### [OBJECTIVE]
Write the material out again, line by line, exactly as it is.

### [TASK DATA]
──────────────────────────────
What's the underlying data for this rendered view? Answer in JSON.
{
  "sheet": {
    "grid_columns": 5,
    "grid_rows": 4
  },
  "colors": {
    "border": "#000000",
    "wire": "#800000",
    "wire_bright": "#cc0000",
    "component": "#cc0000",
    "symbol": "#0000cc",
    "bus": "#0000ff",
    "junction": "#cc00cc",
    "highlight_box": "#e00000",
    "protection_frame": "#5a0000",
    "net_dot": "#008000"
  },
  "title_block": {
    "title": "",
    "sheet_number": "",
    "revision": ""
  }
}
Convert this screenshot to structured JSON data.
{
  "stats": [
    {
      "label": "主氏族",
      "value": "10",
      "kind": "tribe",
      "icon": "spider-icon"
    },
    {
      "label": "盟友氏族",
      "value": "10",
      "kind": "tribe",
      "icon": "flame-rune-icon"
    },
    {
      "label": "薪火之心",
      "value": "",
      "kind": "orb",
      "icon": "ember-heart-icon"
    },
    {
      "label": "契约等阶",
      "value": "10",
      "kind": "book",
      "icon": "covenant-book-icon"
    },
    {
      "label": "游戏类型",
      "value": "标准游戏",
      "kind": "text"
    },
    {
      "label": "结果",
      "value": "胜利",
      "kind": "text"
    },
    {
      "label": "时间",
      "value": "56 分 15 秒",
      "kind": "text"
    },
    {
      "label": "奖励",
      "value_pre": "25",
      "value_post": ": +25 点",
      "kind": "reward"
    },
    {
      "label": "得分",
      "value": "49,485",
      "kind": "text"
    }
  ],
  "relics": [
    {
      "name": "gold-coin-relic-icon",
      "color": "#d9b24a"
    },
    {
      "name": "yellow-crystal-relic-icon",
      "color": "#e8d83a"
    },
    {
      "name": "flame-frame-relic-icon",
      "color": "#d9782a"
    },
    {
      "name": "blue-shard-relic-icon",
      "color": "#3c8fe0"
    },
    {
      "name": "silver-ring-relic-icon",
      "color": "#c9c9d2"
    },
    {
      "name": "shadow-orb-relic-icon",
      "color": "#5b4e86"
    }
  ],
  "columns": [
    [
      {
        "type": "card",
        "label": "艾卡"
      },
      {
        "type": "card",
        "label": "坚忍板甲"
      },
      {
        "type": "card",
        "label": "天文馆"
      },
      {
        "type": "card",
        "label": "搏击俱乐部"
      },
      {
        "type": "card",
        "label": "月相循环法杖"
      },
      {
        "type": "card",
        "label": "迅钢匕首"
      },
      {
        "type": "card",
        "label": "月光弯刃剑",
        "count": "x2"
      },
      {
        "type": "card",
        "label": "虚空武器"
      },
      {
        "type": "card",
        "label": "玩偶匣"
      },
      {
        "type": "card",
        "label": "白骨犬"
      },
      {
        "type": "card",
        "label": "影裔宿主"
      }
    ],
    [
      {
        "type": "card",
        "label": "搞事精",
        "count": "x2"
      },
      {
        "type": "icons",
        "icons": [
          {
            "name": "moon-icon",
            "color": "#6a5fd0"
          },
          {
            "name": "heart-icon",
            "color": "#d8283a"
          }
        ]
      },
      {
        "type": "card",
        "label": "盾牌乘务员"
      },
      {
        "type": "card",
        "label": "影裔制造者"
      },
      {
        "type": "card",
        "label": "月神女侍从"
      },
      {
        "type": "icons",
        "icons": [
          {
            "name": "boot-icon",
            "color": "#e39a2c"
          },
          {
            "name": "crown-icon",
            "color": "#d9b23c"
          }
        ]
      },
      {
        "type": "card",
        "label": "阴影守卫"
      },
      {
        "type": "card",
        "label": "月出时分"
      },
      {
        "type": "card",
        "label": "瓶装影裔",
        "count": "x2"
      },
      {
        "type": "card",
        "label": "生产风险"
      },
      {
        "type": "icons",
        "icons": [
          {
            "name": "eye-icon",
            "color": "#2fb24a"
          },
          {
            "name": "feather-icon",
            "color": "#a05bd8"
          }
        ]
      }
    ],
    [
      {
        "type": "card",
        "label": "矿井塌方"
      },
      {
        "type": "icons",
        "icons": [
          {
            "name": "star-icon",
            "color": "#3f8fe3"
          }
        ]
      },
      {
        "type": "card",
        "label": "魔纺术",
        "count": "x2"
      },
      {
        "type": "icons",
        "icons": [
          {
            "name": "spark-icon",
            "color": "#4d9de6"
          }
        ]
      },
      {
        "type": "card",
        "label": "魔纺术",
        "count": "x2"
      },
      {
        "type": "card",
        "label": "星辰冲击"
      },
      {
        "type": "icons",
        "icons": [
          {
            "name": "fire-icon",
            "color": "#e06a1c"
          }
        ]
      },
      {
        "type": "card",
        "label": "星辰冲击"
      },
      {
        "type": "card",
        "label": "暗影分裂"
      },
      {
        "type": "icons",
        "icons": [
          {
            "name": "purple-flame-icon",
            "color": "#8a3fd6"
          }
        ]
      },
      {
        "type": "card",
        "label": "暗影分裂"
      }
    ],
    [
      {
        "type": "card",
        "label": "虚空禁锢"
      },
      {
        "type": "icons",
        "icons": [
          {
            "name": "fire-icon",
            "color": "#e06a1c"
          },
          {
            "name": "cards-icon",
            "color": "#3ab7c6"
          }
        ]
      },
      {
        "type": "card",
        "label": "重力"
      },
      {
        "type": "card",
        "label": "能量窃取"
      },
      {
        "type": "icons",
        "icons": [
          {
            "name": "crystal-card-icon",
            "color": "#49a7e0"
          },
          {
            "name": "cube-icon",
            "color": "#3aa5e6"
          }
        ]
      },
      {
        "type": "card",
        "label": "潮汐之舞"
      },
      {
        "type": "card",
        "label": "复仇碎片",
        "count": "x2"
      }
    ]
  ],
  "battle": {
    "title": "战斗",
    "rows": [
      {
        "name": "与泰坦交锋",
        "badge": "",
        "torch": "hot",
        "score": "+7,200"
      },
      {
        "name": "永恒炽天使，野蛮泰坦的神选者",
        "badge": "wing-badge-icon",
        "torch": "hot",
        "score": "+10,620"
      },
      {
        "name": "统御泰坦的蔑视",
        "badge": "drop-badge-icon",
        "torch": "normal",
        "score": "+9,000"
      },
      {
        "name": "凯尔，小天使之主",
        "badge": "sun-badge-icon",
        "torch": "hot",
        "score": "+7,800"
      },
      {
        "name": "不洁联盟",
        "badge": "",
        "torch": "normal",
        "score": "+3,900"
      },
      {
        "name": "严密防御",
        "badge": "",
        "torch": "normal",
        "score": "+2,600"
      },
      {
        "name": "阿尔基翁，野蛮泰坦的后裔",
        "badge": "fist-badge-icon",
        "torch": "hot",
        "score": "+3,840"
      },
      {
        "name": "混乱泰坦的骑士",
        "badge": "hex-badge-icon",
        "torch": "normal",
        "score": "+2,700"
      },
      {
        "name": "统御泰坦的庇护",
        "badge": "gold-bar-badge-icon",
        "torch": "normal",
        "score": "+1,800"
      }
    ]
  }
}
──────────────────────────────
### [ANSWER BELOW]
What's the underlying data for this rendered view? Answer in JSON.
{
  "sheet": {
    "grid_columns": 5,
    "grid_rows": 4
  },
  "colors": {
    "border": "#000000",
    "wire": "#800000",
    "wire_bright": "#cc0000",
    "component": "#cc0000",
    "symbol": "#0000cc",
    "bus": "#0000ff",
    "junction": "#cc00cc",
    "highlight_box": "#e00000",
    "protection_frame": "#5a0000",
    "net_dot": "#008000"
  },
  "title_block": {
    "title": "",
    "sheet_number": "",
    "revision": ""
  }
}
Convert this screenshot to structured JSON data.
{
  "stats": [
    {
      "label": "主氏族",
      "value": "10",
      "kind": "tribe",
      "icon": "spider-icon"
    },
    {
      "label": "盟友氏族",
      "value": "10",
      "kind": "tribe",
      "icon": "flame-rune-icon"
    },
    {
      "label": "薪火之心",
      "value": "",
      "kind": "orb",
      "icon": "ember-heart-icon"
    },
    {
      "label": "契约等阶",
      "value": "10",
      "kind": "book",
      "icon": "covenant-book-icon"
    },
    {
      "label": "游戏类型",
      "value": "标准游戏",
      "kind": "text"
    },
    {
      "label": "结果",
      "value": "胜利",
      "kind": "text"
    },
    {
      "label": "时间",
      "value": "56 分 15 秒",
      "kind": "text"
    },
    {
      "label": "奖励",
      "value_pre": "25",
      "value_post": ": +25 点",
      "kind": "reward"
    },
    {
      "label": "得分",
      "value": "49,485",
      "kind": "text"
    }
  ],
  "relics": [
    {
      "name": "gold-coin-relic-icon",
      "color": "#d9b24a"
    },
    {
      "name": "yellow-crystal-relic-icon",
      "color": "#e8d83a"
    },
    {
      "name": "flame-frame-relic-icon",
      "color": "#d9782a"
    },
    {
      "name": "blue-shard-relic-icon",
      "color": "#3c8fe0"
    },
    {
      "name": "silver-ring-relic-icon",
      "color": "#c9c9d2"
    },
    {
      "name": "shadow-orb-relic-icon",
      "color": "#5b4e86"
    }
  ],
  "columns": [
    [
      {
        "type": "card",
        "label": "艾卡"
      },
      {
        "type": "card",
        "label": "坚忍板甲"
      },
      {
        "type": "card",
        "label": "天文馆"
      },
      {
        "type": "card",
        "label": "搏击俱乐部"
      },
      {
        "type": "card",
        "label": "月相循环法杖"
      },
      {
        "type": "card",
        "label": "迅钢匕首"
      },
      {
        "type": "card",
        "label": "月光弯刃剑",
        "count": "x2"
      },
      {
        "type": "card",
        "label": "虚空武器"
      },
      {
        "type": "card",
        "label": "玩偶匣"
      },
      {
        "type": "card",
        "label": "白骨犬"
      },
      {
        "type": "card",
        "label": "影裔宿主"
      }
    ],
    [
      {
        "type": "card",
        "label": "搞事精",
        "count": "x2"
      },
      {
        "type": "icons",
        "icons": [
          {
            "name": "moon-icon",
            "color": "#6a5fd0"
          },
          {
            "name": "heart-icon",
            "color": "#d8283a"
          }
        ]
      },
      {
        "type": "card",
        "label": "盾牌乘务员"
      },
      {
        "type": "card",
        "label": "影裔制造者"
      },
      {
        "type": "card",
        "label": "月神女侍从"
      },
      {
        "type": "icons",
        "icons": [
          {
            "name": "boot-icon",
            "color": "#e39a2c"
          },
          {
            "name": "crown-icon",
            "color": "#d9b23c"
          }
        ]
      },
      {
        "type": "card",
        "label": "阴影守卫"
      },
      {
        "type": "card",
        "label": "月出时分"
      },
      {
        "type": "card",
        "label": "瓶装影裔",
        "count": "x2"
      },
      {
        "type": "card",
        "label": "生产风险"
      },
      {
        "type": "icons",
        "icons": [
          {
            "name": "eye-icon",
            "color": "#2fb24a"
          },
          {
            "name": "feather-icon",
            "color": "#a05bd8"
          }
        ]
      }
    ],
    [
      {
        "type": "card",
        "label": "矿井塌方"
      },
      {
        "type": "icons",
        "icons": [
          {
            "name": "star-icon",
            "color": "#3f8fe3"
          }
        ]
      },
      {
        "type": "card",
        "label": "魔纺术",
        "count": "x2"
      },
      {
        "type": "icons",
        "icons": [
          {
            "name": "spark-icon",
            "color": "#4d9de6"
          }
        ]
      },
      {
        "type": "card",
        "label": "魔纺术",
        "count": "x2"
      },
      {
        "type": "card",
        "label": "星辰冲击"
      },
      {
        "type": "icons",
        "icons": [
          {
            "name": "fire-icon",
            "color": "#e06a1c"
          }
        ]
      },
      {
        "type": "card",
        "label": "星辰冲击"
      },
      {
        "type": "card",
        "label": "暗影分裂"
      },
      {
        "type": "icons",
        "icons": [
          {
            "name": "purple-flame-icon",
            "color": "#8a3fd6"
          }
        ]
      },
      {
        "type": "card",
        "label": "暗影分裂"
      }
    ],
    [
      {
        "type": "card",
        "label": "虚空禁锢"
      },
      {
        "type": "icons",
        "icons": [
          {
            "name": "fire-icon",
            "color": "#e06a1c"
          },
          {
            "name": "cards-icon",
            "color": "#3ab7c6"
          }
        ]
      },
      {
        "type": "card",
        "label": "重力"
      },
      {
        "type": "card",
        "label": "能量窃取"
      },
      {
        "type": "icons",
        "icons": [
          {
            "name": "crystal-card-icon",
            "color": "#49a7e0"
          },
          {
            "name": "cube-icon",
            "color": "#3aa5e6"
          }
        ]
      },
      {
        "type": "card",
        "label": "潮汐之舞"
      },
      {
        "type": "card",
        "label": "复仇碎片",
        "count": "x2"
      }
    ]
  ],
  "battle": {
    "title": "战斗",
    "rows": [
      {
        "name": "与泰坦交锋",
        "badge": "",
        "torch": "hot",
        "score": "+7,200"
      },
      {
        "name": "永恒炽天使，野蛮泰坦的神选者",
        "badge": "wing-badge-icon",
        "torch": "hot",
        "score": "+10,620"
      },
      {
        "name": "统御泰坦的蔑视",
        "badge": "drop-badge-icon",
        "torch": "normal",
        "score": "+9,000"
      },
      {
        "name": "凯尔，小天使之主",
        "badge": "sun-badge-icon",
        "torch": "hot",
        "score": "+7,800"
      },
      {
        "name": "不洁联盟",
        "badge": "",
        "torch": "normal",
        "score": "+3,900"
      },
      {
        "name": "严密防御",
        "badge": "",
        "torch": "normal",
        "score": "+2,600"
      },
      {
        "name": "阿尔基翁，野蛮泰坦的后裔",
        "badge": "fist-badge-icon",
        "torch": "hot",
        "score": "+3,840"
      },
      {
        "name": "混乱泰坦的骑士",
        "badge": "hex-badge-icon",
        "torch": "normal",
        "score": "+2,700"
      },
      {
        "name": "统御泰坦的庇护",
        "badge": "gold-bar-badge-icon",
        "torch": "normal",
        "score": "+1,800"
      }
    ]
  }
}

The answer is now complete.